[Page and application data records]
• • • • •
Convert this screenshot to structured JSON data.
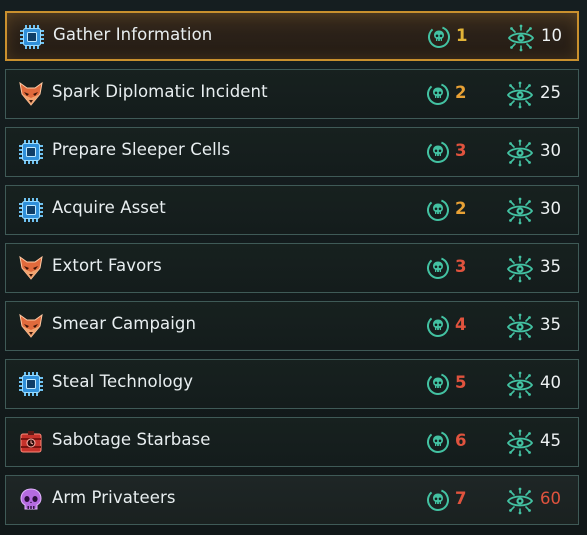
{
  "operations": [
    {
      "name": "Gather Information",
      "category": "tech-chip-icon",
      "difficulty": "1",
      "difficulty_color": "#e2b437",
      "cost": "10",
      "cost_color": "#eef2f3",
      "selected": true
    },
    {
      "name": "Spark Diplomatic Incident",
      "category": "fox-mask-icon",
      "difficulty": "2",
      "difficulty_color": "#e8a135",
      "cost": "25",
      "cost_color": "#eef2f3",
      "selected": false
    },
    {
      "name": "Prepare Sleeper Cells",
      "category": "tech-chip-icon",
      "difficulty": "3",
      "difficulty_color": "#e0533e",
      "cost": "30",
      "cost_color": "#eef2f3",
      "selected": false
    },
    {
      "name": "Acquire Asset",
      "category": "tech-chip-icon",
      "difficulty": "2",
      "difficulty_color": "#e8a135",
      "cost": "30",
      "cost_color": "#eef2f3",
      "selected": false
    },
    {
      "name": "Extort Favors",
      "category": "fox-mask-icon",
      "difficulty": "3",
      "difficulty_color": "#e0533e",
      "cost": "35",
      "cost_color": "#eef2f3",
      "selected": false
    },
    {
      "name": "Smear Campaign",
      "category": "fox-mask-icon",
      "difficulty": "4",
      "difficulty_color": "#e0533e",
      "cost": "35",
      "cost_color": "#eef2f3",
      "selected": false
    },
    {
      "name": "Steal Technology",
      "category": "tech-chip-icon",
      "difficulty": "5",
      "difficulty_color": "#e0533e",
      "cost": "40",
      "cost_color": "#eef2f3",
      "selected": false
    },
    {
      "name": "Sabotage Starbase",
      "category": "explosive-icon",
      "difficulty": "6",
      "difficulty_color": "#e0533e",
      "cost": "45",
      "cost_color": "#eef2f3",
      "selected": false
    },
    {
      "name": "Arm Privateers",
      "category": "skull-icon",
      "difficulty": "7",
      "difficulty_color": "#e0533e",
      "cost": "60",
      "cost_color": "#e0533e",
      "selected": false
    }
  ],
  "icons": {
    "difficulty": "difficulty-skull-icon",
    "cost": "infiltration-eye-icon"
  }
}
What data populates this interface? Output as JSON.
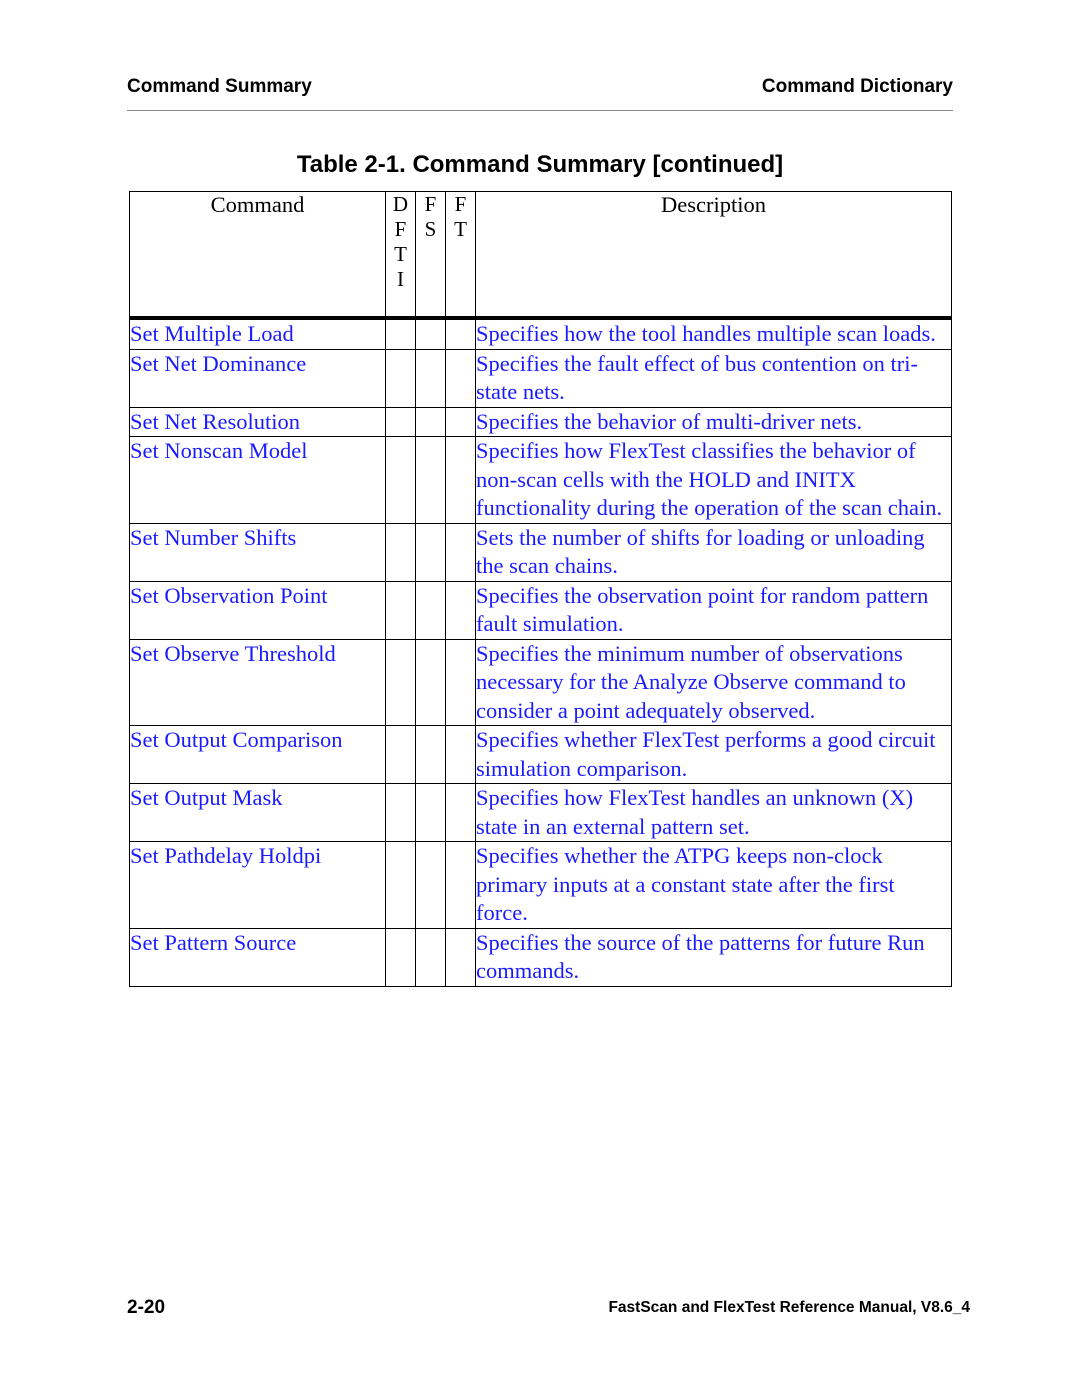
{
  "header": {
    "left": "Command Summary",
    "right": "Command Dictionary"
  },
  "table": {
    "title": "Table 2-1. Command Summary [continued]",
    "columns": {
      "command": "Command",
      "dfti": [
        "D",
        "F",
        "T",
        "I"
      ],
      "fs": [
        "F",
        "S"
      ],
      "ft": [
        "F",
        "T"
      ],
      "description": "Description"
    },
    "rows": [
      {
        "command": "Set Multiple Load",
        "dfti": "",
        "fs": "",
        "ft": "",
        "description": "Specifies how the tool handles multiple scan loads."
      },
      {
        "command": "Set Net Dominance",
        "dfti": "",
        "fs": "",
        "ft": "",
        "description": "Specifies the fault effect of bus contention on tri-state nets."
      },
      {
        "command": "Set Net Resolution",
        "dfti": "",
        "fs": "",
        "ft": "",
        "description": "Specifies the behavior of multi-driver nets."
      },
      {
        "command": "Set Nonscan Model",
        "dfti": "",
        "fs": "",
        "ft": "",
        "description": "Specifies how FlexTest classifies the behavior of non-scan cells with the HOLD and INITX functionality during the operation of the scan chain."
      },
      {
        "command": "Set Number Shifts",
        "dfti": "",
        "fs": "",
        "ft": "",
        "description": "Sets the number of shifts for loading or unloading the scan chains."
      },
      {
        "command": "Set Observation Point",
        "dfti": "",
        "fs": "",
        "ft": "",
        "description": "Specifies the observation point for random pattern fault simulation."
      },
      {
        "command": "Set Observe Threshold",
        "dfti": "",
        "fs": "",
        "ft": "",
        "description": "Specifies the minimum number of observations necessary for the Analyze Observe command to consider a point adequately observed."
      },
      {
        "command": "Set Output Comparison",
        "dfti": "",
        "fs": "",
        "ft": "",
        "description": "Specifies whether FlexTest performs a good circuit simulation comparison."
      },
      {
        "command": "Set Output Mask",
        "dfti": "",
        "fs": "",
        "ft": "",
        "description": "Specifies how FlexTest handles an unknown (X) state in an external pattern set."
      },
      {
        "command": "Set Pathdelay Holdpi",
        "dfti": "",
        "fs": "",
        "ft": "",
        "description": "Specifies whether the ATPG keeps non-clock primary inputs at a constant state after the first force."
      },
      {
        "command": "Set Pattern Source",
        "dfti": "",
        "fs": "",
        "ft": "",
        "description": "Specifies the source of the patterns for future Run commands."
      }
    ]
  },
  "footer": {
    "page_number": "2-20",
    "book_title": "FastScan and FlexTest Reference Manual, V8.6_4"
  },
  "colors": {
    "link": "#1a1aff",
    "text": "#000000",
    "rule": "#888888"
  }
}
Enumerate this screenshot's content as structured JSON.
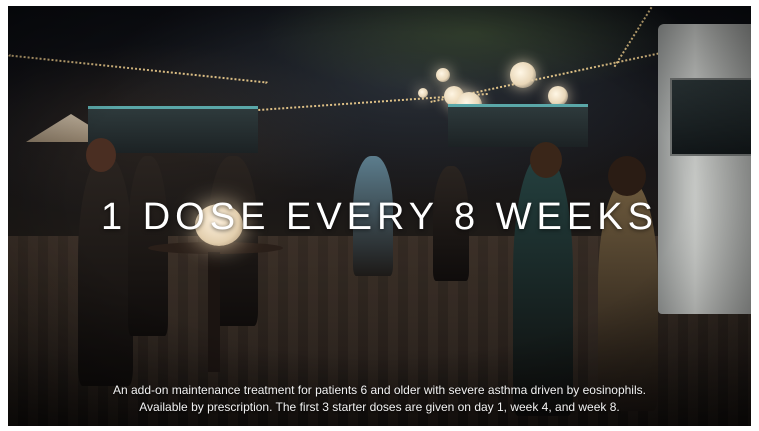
{
  "scene": {
    "description_icon": "night-street-party-photo"
  },
  "headline": {
    "text": "1 DOSE EVERY 8 WEEKS"
  },
  "caption": {
    "line1": "An add-on maintenance treatment for patients 6 and older with severe asthma driven by eosinophils.",
    "line2": "Available by prescription. The first 3 starter doses are given on day 1, week 4, and week 8."
  },
  "colors": {
    "text": "#ffffff",
    "string_lights": "#ffdc96",
    "stall_accent": "#5aa7a8"
  }
}
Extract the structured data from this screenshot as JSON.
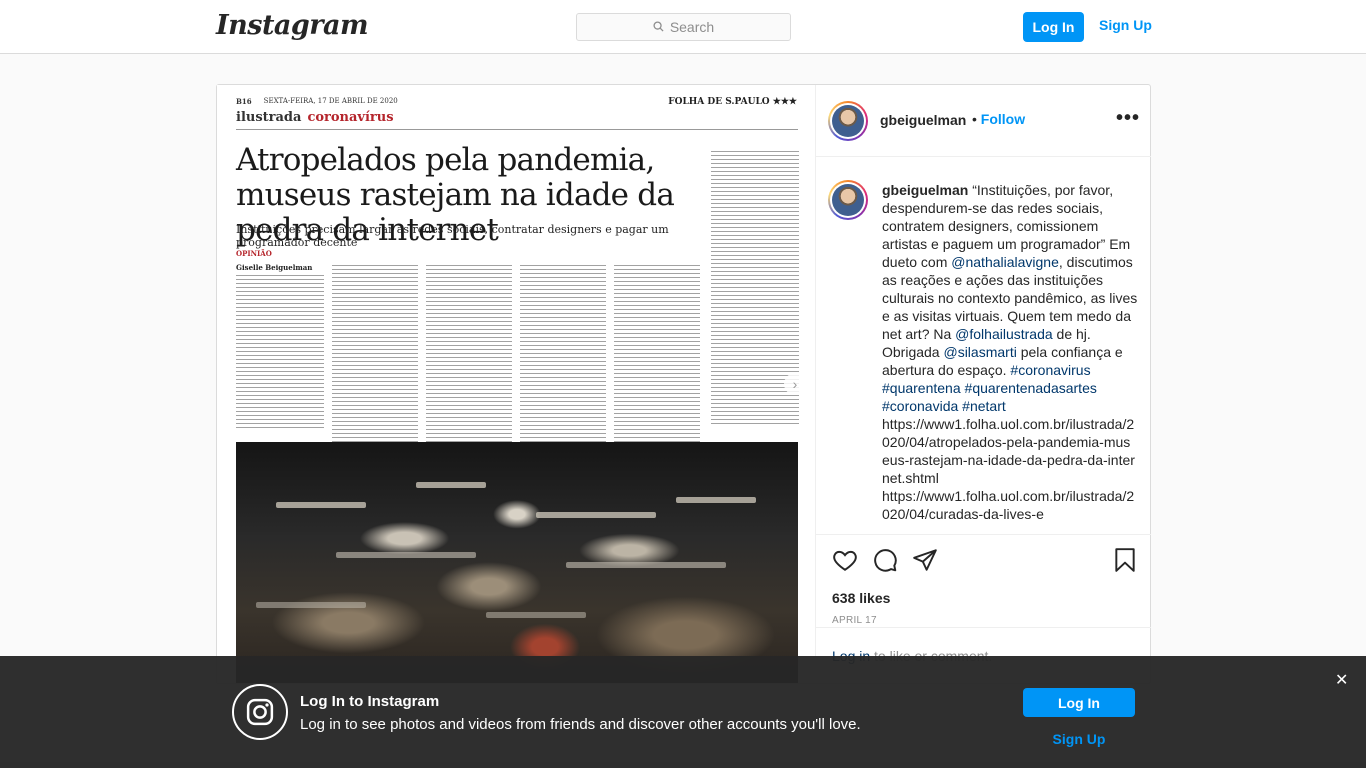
{
  "topbar": {
    "logo_text": "Instagram",
    "search_placeholder": "Search",
    "login_label": "Log In",
    "signup_label": "Sign Up"
  },
  "newspaper": {
    "page_meta": "B16",
    "date_line": "SEXTA-FEIRA, 17 DE ABRIL DE 2020",
    "brand": "FOLHA DE S.PAULO ★★★",
    "section": "ilustrada",
    "section_tag": "coronavírus",
    "headline": "Atropelados pela pandemia, museus rastejam na idade da pedra da internet",
    "subheadline": "Instituições precisam largar as redes sociais, contratar designers e pagar um programador decente",
    "opinion_label": "OPINIÃO",
    "author": "Giselle Beiguelman"
  },
  "post": {
    "username": "gbeiguelman",
    "follow_separator": "•",
    "follow_label": "Follow",
    "more_label": "•••",
    "caption": {
      "username": "gbeiguelman",
      "text_1": " “Instituições, por favor, despendurem-se das redes sociais, contratem designers, comissionem artistas e paguem um programador” Em dueto com ",
      "mention_1": "@nathalialavigne",
      "text_2": ", discutimos as reações e ações das instituições culturais no contexto pandêmico, as lives e as visitas virtuais. Quem tem medo da net art? Na ",
      "mention_2": "@folhailustrada",
      "text_3": " de hj. Obrigada ",
      "mention_3": "@silasmarti",
      "text_4": " pela confiança e abertura do espaço. ",
      "hashtag_1": "#coronavirus",
      "hashtag_2": "#quarentena",
      "hashtag_3": "#quarentenadasartes",
      "hashtag_4": "#coronavida",
      "hashtag_5": "#netart",
      "url_1": "https://www1.folha.uol.com.br/ilustrada/2020/04/atropelados-pela-pandemia-museus-rastejam-na-idade-da-pedra-da-internet.shtml",
      "url_2": "https://www1.folha.uol.com.br/ilustrada/2020/04/curadas-da-lives-e"
    },
    "likes": "638 likes",
    "date": "APRIL 17",
    "comment_login": "Log in",
    "comment_rest": " to like or comment."
  },
  "banner": {
    "title": "Log In to Instagram",
    "text": "Log in to see photos and videos from friends and discover other accounts you'll love.",
    "login_label": "Log In",
    "signup_label": "Sign Up",
    "close_label": "✕"
  },
  "colors": {
    "accent": "#0095f6",
    "link": "#00376b",
    "banner_bg": "#262626"
  },
  "icons": [
    "search-icon",
    "heart-icon",
    "comment-icon",
    "share-icon",
    "bookmark-icon",
    "instagram-icon",
    "close-icon",
    "chevron-right-icon",
    "more-icon"
  ]
}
• • • • •
Exercise goal –
The reply must hold every line above exactly as written and none of the pictures.

Output for this exercise –
Convert this screenshot to structured JSON data.
{
  "operations": [
    {
      "name": "Gather Information",
      "category": "tech-chip-icon",
      "difficulty": "1",
      "difficulty_color": "#e2b437",
      "cost": "10",
      "cost_color": "#eef2f3",
      "selected": true
    },
    {
      "name": "Spark Diplomatic Incident",
      "category": "fox-mask-icon",
      "difficulty": "2",
      "difficulty_color": "#e8a135",
      "cost": "25",
      "cost_color": "#eef2f3",
      "selected": false
    },
    {
      "name": "Prepare Sleeper Cells",
      "category": "tech-chip-icon",
      "difficulty": "3",
      "difficulty_color": "#e0533e",
      "cost": "30",
      "cost_color": "#eef2f3",
      "selected": false
    },
    {
      "name": "Acquire Asset",
      "category": "tech-chip-icon",
      "difficulty": "2",
      "difficulty_color": "#e8a135",
      "cost": "30",
      "cost_color": "#eef2f3",
      "selected": false
    },
    {
      "name": "Extort Favors",
      "category": "fox-mask-icon",
      "difficulty": "3",
      "difficulty_color": "#e0533e",
      "cost": "35",
      "cost_color": "#eef2f3",
      "selected": false
    },
    {
      "name": "Smear Campaign",
      "category": "fox-mask-icon",
      "difficulty": "4",
      "difficulty_color": "#e0533e",
      "cost": "35",
      "cost_color": "#eef2f3",
      "selected": false
    },
    {
      "name": "Steal Technology",
      "category": "tech-chip-icon",
      "difficulty": "5",
      "difficulty_color": "#e0533e",
      "cost": "40",
      "cost_color": "#eef2f3",
      "selected": false
    },
    {
      "name": "Sabotage Starbase",
      "category": "explosive-icon",
      "difficulty": "6",
      "difficulty_color": "#e0533e",
      "cost": "45",
      "cost_color": "#eef2f3",
      "selected": false
    },
    {
      "name": "Arm Privateers",
      "category": "skull-icon",
      "difficulty": "7",
      "difficulty_color": "#e0533e",
      "cost": "60",
      "cost_color": "#e0533e",
      "selected": false
    }
  ],
  "icons": {
    "difficulty": "difficulty-skull-icon",
    "cost": "infiltration-eye-icon"
  }
}
What data populates this interface? Output as JSON.
{
  "header": {
    "left": "Command Summary",
    "right": "Command Dictionary"
  },
  "table": {
    "title": "Table 2-1. Command Summary [continued]",
    "columns": {
      "command": "Command",
      "dfti": [
        "D",
        "F",
        "T",
        "I"
      ],
      "fs": [
        "F",
        "S"
      ],
      "ft": [
        "F",
        "T"
      ],
      "description": "Description"
    },
    "rows": [
      {
        "command": "Set Multiple Load",
        "dfti": "",
        "fs": "",
        "ft": "",
        "description": "Specifies how the tool handles multiple scan loads."
      },
      {
        "command": "Set Net Dominance",
        "dfti": "",
        "fs": "",
        "ft": "",
        "description": "Specifies the fault effect of bus contention on tri-state nets."
      },
      {
        "command": "Set Net Resolution",
        "dfti": "",
        "fs": "",
        "ft": "",
        "description": "Specifies the behavior of multi-driver nets."
      },
      {
        "command": "Set Nonscan Model",
        "dfti": "",
        "fs": "",
        "ft": "",
        "description": "Specifies how FlexTest classifies the behavior of non-scan cells with the HOLD and INITX functionality during the operation of the scan chain."
      },
      {
        "command": "Set Number Shifts",
        "dfti": "",
        "fs": "",
        "ft": "",
        "description": "Sets the number of shifts for loading or unloading the scan chains."
      },
      {
        "command": "Set Observation Point",
        "dfti": "",
        "fs": "",
        "ft": "",
        "description": "Specifies the observation point for random pattern fault simulation."
      },
      {
        "command": "Set Observe Threshold",
        "dfti": "",
        "fs": "",
        "ft": "",
        "description": "Specifies the minimum number of observations necessary for the Analyze Observe command to consider a point adequately observed."
      },
      {
        "command": "Set Output Comparison",
        "dfti": "",
        "fs": "",
        "ft": "",
        "description": "Specifies whether FlexTest performs a good circuit simulation comparison."
      },
      {
        "command": "Set Output Mask",
        "dfti": "",
        "fs": "",
        "ft": "",
        "description": "Specifies how FlexTest handles an unknown (X) state in an external pattern set."
      },
      {
        "command": "Set Pathdelay Holdpi",
        "dfti": "",
        "fs": "",
        "ft": "",
        "description": "Specifies whether the ATPG keeps non-clock primary inputs at a constant state after the first force."
      },
      {
        "command": "Set Pattern Source",
        "dfti": "",
        "fs": "",
        "ft": "",
        "description": "Specifies the source of the patterns for future Run commands."
      }
    ]
  },
  "footer": {
    "page_number": "2-20",
    "book_title": "FastScan and FlexTest Reference Manual, V8.6_4"
  },
  "colors": {
    "link": "#1a1aff",
    "text": "#000000",
    "rule": "#888888"
  }
}
Enumerate this screenshot's content as structured JSON.
{
  "scene": {
    "description_icon": "night-street-party-photo"
  },
  "headline": {
    "text": "1 DOSE EVERY 8 WEEKS"
  },
  "caption": {
    "line1": "An add-on maintenance treatment for patients 6 and older with severe asthma driven by eosinophils.",
    "line2": "Available by prescription. The first 3 starter doses are given on day 1, week 4, and week 8."
  },
  "colors": {
    "text": "#ffffff",
    "string_lights": "#ffdc96",
    "stall_accent": "#5aa7a8"
  }
}
Extract the structured data from this screenshot as JSON.
{
  "topbar": {
    "logo_text": "Instagram",
    "search_placeholder": "Search",
    "login_label": "Log In",
    "signup_label": "Sign Up"
  },
  "newspaper": {
    "page_meta": "B16",
    "date_line": "SEXTA-FEIRA, 17 DE ABRIL DE 2020",
    "brand": "FOLHA DE S.PAULO ★★★",
    "section": "ilustrada",
    "section_tag": "coronavírus",
    "headline": "Atropelados pela pandemia, museus rastejam na idade da pedra da internet",
    "subheadline": "Instituições precisam largar as redes sociais, contratar designers e pagar um programador decente",
    "opinion_label": "OPINIÃO",
    "author": "Giselle Beiguelman"
  },
  "post": {
    "username": "gbeiguelman",
    "follow_separator": "•",
    "follow_label": "Follow",
    "more_label": "•••",
    "caption": {
      "username": "gbeiguelman",
      "text_1": " “Instituições, por favor, despendurem-se das redes sociais, contratem designers, comissionem artistas e paguem um programador” Em dueto com ",
      "mention_1": "@nathalialavigne",
      "text_2": ", discutimos as reações e ações das instituições culturais no contexto pandêmico, as lives e as visitas virtuais. Quem tem medo da net art? Na ",
      "mention_2": "@folhailustrada",
      "text_3": " de hj. Obrigada ",
      "mention_3": "@silasmarti",
      "text_4": " pela confiança e abertura do espaço. ",
      "hashtag_1": "#coronavirus",
      "hashtag_2": "#quarentena",
      "hashtag_3": "#quarentenadasartes",
      "hashtag_4": "#coronavida",
      "hashtag_5": "#netart",
      "url_1": "https://www1.folha.uol.com.br/ilustrada/2020/04/atropelados-pela-pandemia-museus-rastejam-na-idade-da-pedra-da-internet.shtml",
      "url_2": "https://www1.folha.uol.com.br/ilustrada/2020/04/curadas-da-lives-e"
    },
    "likes": "638 likes",
    "date": "APRIL 17",
    "comment_login": "Log in",
    "comment_rest": " to like or comment."
  },
  "banner": {
    "title": "Log In to Instagram",
    "text": "Log in to see photos and videos from friends and discover other accounts you'll love.",
    "login_label": "Log In",
    "signup_label": "Sign Up",
    "close_label": "✕"
  },
  "colors": {
    "accent": "#0095f6",
    "link": "#00376b",
    "banner_bg": "#262626"
  },
  "icons": [
    "search-icon",
    "heart-icon",
    "comment-icon",
    "share-icon",
    "bookmark-icon",
    "instagram-icon",
    "close-icon",
    "chevron-right-icon",
    "more-icon"
  ]
}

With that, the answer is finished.